[Recorded data]
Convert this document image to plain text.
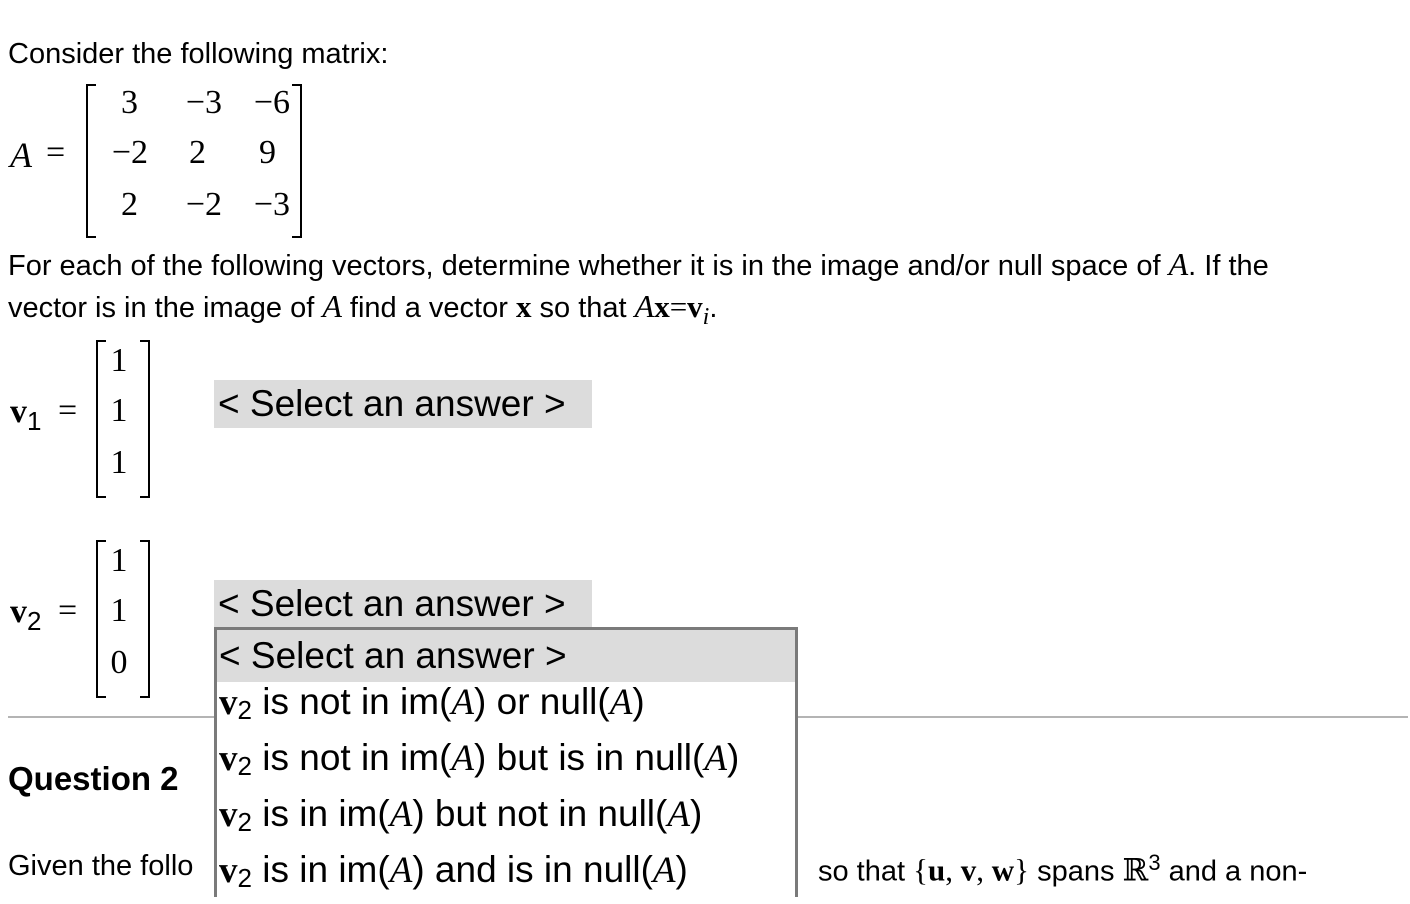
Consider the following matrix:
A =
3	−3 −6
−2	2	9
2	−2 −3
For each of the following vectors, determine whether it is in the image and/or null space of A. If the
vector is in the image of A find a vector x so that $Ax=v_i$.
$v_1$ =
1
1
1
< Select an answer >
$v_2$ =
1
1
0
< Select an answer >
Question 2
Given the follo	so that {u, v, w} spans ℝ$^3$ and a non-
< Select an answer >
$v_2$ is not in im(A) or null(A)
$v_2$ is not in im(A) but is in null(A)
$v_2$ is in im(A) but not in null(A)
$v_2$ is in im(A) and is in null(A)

--

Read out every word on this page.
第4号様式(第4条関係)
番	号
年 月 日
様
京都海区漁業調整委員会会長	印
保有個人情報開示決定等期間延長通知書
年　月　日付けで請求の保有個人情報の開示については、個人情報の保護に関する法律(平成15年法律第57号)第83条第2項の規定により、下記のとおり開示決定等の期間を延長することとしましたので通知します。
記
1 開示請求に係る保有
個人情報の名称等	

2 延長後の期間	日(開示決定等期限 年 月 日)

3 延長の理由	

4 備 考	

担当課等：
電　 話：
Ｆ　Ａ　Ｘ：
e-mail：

---

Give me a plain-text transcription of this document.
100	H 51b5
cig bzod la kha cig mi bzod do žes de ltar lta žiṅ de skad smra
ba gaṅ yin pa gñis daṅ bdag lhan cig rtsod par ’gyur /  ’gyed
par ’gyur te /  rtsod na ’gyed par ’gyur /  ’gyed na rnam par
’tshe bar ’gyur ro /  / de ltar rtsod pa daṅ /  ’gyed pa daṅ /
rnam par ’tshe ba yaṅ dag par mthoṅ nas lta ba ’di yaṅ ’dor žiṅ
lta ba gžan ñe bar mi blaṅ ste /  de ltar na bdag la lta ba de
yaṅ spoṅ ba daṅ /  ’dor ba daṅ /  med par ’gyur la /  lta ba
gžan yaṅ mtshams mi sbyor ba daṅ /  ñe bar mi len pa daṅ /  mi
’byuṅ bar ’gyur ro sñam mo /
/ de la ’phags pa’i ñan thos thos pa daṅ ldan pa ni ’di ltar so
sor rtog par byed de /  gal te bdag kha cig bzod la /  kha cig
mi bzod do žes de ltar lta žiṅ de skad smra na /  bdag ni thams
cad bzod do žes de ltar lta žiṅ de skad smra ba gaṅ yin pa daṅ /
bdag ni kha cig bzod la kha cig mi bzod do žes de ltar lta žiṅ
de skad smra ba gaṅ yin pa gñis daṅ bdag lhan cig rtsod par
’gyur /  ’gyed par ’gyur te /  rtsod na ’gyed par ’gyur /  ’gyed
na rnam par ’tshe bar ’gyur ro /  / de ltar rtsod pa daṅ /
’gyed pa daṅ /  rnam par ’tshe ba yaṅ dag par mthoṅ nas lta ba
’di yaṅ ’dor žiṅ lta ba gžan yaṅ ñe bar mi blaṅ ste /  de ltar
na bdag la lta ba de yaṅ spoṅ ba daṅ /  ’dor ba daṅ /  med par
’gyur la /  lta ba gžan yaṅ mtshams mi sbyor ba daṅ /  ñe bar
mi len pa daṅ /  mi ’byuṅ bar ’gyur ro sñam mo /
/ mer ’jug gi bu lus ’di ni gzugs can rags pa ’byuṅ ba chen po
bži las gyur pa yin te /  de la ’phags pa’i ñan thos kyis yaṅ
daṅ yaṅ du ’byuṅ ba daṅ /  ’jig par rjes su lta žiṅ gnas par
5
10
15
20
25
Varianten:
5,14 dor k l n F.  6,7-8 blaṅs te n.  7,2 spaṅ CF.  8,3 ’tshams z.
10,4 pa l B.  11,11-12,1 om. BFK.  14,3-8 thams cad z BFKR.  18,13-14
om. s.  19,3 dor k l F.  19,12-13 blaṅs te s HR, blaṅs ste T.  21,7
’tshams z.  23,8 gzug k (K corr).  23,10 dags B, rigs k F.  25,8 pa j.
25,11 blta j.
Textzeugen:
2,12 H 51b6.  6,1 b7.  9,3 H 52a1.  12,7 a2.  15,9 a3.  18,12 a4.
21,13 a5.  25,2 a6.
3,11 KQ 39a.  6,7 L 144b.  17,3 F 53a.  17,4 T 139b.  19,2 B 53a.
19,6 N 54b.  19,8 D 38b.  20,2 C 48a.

§ Written exercise
Which lines in the listing above hold the word "plain"? Show each of them.

§ Output for this exercise
Convert this document image to plain text.
Give me a plain-text transcription of this document.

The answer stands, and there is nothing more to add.